**GIVEN PROBLEM**
Quote the part of the material that begins with the line containing "legend-item: круглый стол" and ends with the line containing "bar: 3 — [91, 249, 128, 303]", including both of those lines.

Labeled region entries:
[BEGIN]

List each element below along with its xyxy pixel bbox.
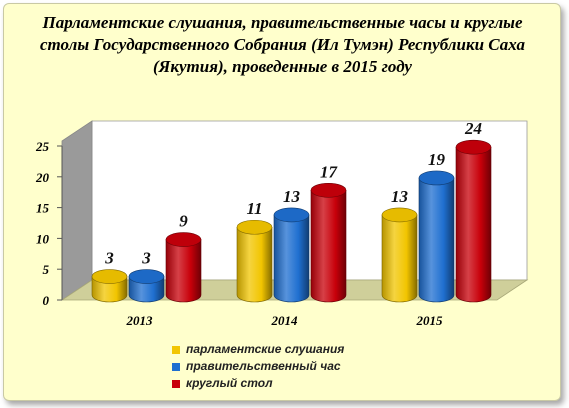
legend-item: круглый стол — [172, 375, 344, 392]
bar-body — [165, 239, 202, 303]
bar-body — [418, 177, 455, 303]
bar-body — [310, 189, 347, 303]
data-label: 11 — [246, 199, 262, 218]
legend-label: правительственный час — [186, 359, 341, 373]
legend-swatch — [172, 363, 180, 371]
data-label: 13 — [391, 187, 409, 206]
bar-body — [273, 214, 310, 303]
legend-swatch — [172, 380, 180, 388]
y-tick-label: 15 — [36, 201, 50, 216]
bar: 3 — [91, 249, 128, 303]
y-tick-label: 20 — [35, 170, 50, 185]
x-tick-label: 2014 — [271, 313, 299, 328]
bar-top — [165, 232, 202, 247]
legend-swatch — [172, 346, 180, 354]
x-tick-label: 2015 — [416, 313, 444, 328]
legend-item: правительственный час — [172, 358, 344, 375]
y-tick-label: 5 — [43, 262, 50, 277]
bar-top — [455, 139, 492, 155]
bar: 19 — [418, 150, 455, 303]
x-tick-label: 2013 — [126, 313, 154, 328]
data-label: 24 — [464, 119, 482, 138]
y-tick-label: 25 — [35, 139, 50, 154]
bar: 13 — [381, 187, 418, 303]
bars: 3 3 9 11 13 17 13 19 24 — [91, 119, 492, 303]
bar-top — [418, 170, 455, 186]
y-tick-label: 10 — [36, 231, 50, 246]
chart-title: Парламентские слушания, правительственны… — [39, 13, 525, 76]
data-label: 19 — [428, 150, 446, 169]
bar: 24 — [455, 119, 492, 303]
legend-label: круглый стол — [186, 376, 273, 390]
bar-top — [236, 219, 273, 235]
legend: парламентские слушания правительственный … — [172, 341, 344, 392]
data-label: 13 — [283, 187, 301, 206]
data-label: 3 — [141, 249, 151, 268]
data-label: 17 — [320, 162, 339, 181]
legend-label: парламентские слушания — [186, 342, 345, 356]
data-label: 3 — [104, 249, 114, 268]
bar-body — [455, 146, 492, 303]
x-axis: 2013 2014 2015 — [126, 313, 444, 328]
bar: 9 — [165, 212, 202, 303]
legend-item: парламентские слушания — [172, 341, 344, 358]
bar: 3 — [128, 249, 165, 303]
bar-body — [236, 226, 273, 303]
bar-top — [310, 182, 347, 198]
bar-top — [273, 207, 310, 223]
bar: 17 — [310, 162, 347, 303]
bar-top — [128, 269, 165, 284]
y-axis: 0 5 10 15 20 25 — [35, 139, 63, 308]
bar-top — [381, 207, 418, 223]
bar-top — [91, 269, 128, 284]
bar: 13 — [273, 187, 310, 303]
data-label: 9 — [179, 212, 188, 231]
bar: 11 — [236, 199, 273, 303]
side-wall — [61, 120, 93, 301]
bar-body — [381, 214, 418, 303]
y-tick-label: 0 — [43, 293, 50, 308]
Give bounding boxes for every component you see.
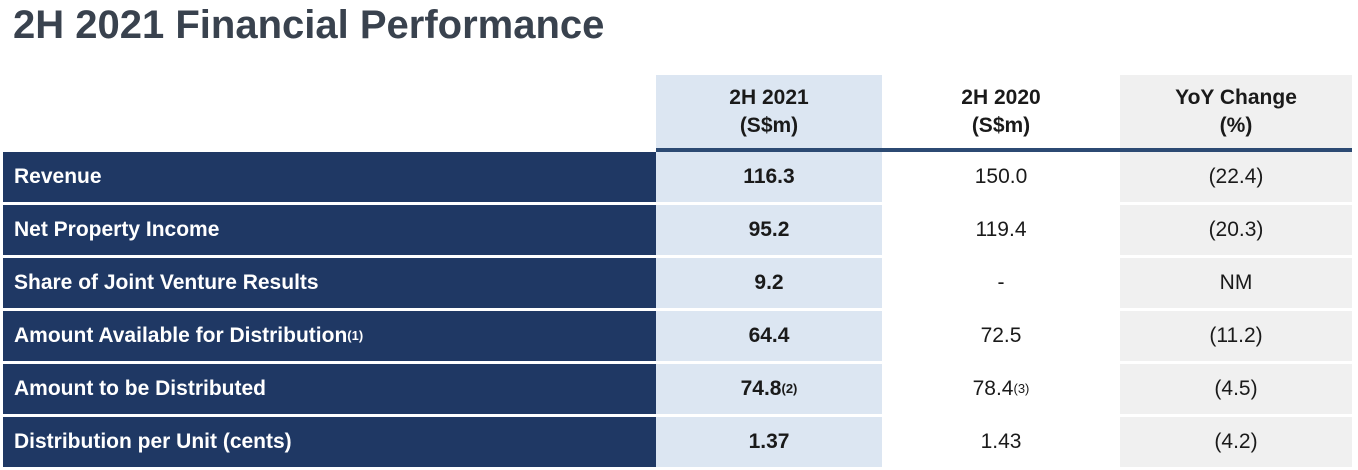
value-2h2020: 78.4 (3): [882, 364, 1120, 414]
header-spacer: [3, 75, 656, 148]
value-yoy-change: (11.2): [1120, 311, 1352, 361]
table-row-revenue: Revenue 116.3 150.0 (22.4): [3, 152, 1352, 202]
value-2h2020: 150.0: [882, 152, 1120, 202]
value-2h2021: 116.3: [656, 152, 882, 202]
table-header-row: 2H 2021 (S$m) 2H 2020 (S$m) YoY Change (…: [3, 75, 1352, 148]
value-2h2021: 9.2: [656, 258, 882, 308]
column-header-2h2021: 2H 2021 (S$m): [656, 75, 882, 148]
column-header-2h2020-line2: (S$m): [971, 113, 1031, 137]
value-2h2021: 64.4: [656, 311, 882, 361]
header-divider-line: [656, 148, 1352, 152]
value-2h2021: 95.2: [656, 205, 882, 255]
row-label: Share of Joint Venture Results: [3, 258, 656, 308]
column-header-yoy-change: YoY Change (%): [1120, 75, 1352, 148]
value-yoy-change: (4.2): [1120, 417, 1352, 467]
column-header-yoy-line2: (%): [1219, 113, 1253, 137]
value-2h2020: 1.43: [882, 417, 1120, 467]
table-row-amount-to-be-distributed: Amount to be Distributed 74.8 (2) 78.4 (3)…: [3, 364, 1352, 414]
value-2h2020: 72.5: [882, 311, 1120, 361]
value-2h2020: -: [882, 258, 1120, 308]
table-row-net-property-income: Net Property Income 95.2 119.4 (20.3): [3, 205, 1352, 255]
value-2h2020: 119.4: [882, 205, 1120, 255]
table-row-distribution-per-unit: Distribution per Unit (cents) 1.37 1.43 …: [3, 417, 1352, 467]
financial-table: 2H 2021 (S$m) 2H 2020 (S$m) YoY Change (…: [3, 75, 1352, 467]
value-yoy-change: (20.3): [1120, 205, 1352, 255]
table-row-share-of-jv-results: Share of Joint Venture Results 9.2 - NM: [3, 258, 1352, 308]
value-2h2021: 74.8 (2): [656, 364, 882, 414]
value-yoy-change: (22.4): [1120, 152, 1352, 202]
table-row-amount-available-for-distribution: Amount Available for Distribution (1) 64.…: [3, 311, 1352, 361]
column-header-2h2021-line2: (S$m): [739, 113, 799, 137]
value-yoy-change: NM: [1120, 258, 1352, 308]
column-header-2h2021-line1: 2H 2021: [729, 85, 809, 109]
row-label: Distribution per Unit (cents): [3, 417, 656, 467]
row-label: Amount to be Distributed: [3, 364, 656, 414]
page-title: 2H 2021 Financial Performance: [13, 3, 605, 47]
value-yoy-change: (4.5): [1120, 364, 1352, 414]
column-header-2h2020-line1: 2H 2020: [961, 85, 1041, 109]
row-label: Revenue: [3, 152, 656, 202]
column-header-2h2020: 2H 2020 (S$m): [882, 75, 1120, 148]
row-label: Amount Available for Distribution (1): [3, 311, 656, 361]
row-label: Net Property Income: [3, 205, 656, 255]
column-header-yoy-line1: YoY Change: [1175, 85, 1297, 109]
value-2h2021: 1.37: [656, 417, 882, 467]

[END]
[BEGIN]

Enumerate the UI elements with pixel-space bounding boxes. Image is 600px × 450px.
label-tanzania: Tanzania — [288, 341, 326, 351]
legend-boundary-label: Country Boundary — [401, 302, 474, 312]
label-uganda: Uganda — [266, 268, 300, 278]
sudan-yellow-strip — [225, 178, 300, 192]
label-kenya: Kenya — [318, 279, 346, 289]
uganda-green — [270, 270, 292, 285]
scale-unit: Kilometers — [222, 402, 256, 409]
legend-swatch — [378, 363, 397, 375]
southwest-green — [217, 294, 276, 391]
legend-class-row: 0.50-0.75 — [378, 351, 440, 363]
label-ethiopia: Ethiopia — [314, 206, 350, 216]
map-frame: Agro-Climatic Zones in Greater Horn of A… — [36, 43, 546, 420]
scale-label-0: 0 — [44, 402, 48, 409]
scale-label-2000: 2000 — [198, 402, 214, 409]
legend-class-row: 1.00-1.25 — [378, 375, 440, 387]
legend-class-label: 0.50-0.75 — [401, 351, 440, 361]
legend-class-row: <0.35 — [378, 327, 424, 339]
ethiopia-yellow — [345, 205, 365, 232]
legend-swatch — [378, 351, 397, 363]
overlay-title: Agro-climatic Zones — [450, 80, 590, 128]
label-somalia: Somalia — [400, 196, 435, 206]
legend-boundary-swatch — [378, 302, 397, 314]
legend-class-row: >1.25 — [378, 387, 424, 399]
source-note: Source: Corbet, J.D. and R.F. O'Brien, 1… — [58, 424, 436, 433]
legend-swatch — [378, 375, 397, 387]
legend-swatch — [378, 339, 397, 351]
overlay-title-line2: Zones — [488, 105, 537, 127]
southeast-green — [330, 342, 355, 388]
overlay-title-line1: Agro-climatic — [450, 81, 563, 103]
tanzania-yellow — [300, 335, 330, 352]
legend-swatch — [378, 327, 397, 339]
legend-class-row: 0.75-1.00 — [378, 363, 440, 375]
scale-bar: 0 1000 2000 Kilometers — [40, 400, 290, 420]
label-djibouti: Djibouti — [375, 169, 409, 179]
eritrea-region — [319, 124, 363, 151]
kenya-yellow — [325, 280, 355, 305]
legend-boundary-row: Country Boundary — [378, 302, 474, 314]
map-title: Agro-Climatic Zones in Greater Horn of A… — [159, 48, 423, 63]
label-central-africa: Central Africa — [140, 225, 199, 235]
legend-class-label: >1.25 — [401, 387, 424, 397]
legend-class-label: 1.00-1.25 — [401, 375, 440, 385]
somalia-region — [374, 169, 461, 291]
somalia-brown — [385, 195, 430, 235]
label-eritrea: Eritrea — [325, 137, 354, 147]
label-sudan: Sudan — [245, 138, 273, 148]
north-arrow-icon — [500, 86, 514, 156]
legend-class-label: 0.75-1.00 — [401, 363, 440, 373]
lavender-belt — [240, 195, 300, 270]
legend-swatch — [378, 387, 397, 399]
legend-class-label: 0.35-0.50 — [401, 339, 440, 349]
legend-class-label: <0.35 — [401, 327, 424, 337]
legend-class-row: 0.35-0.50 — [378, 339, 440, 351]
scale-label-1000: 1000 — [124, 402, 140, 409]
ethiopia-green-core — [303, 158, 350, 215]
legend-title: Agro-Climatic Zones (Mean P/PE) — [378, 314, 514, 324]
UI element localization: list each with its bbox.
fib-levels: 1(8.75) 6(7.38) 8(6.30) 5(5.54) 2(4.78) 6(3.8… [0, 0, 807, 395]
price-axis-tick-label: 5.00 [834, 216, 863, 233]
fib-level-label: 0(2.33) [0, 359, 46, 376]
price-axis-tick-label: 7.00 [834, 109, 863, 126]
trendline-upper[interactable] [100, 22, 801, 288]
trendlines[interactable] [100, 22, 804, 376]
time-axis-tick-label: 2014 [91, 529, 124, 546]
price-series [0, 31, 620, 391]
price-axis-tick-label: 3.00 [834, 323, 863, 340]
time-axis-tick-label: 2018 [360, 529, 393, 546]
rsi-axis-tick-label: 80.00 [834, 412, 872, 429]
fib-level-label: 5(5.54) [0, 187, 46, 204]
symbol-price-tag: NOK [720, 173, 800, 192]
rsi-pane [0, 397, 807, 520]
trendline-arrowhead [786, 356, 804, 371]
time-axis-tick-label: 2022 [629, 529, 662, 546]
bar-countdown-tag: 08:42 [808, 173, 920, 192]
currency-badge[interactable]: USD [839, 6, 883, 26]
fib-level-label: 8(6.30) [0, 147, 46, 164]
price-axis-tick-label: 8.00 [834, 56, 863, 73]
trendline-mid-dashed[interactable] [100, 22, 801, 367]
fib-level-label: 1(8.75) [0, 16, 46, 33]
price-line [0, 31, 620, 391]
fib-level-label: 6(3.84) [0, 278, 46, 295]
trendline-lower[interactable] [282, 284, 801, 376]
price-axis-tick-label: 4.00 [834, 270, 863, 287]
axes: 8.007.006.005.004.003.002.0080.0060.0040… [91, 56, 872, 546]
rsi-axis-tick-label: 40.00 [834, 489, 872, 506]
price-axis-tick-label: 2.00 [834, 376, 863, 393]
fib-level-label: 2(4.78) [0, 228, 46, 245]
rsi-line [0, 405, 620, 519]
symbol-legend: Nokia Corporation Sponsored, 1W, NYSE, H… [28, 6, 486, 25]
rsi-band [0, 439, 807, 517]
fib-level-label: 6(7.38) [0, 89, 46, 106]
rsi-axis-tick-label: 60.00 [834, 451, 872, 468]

[END]

**CORRECT RESPONSE**
legend-item: круглый стол — [172, 375, 344, 392]
bar-body — [165, 239, 202, 303]
bar-body — [418, 177, 455, 303]
bar-body — [310, 189, 347, 303]
data-label: 11 — [246, 199, 262, 218]
legend-label: правительственный час — [186, 359, 341, 373]
legend-swatch — [172, 363, 180, 371]
data-label: 13 — [391, 187, 409, 206]
bar-body — [273, 214, 310, 303]
legend-swatch — [172, 380, 180, 388]
y-tick-label: 15 — [36, 201, 50, 216]
bar: 3 — [91, 249, 128, 303]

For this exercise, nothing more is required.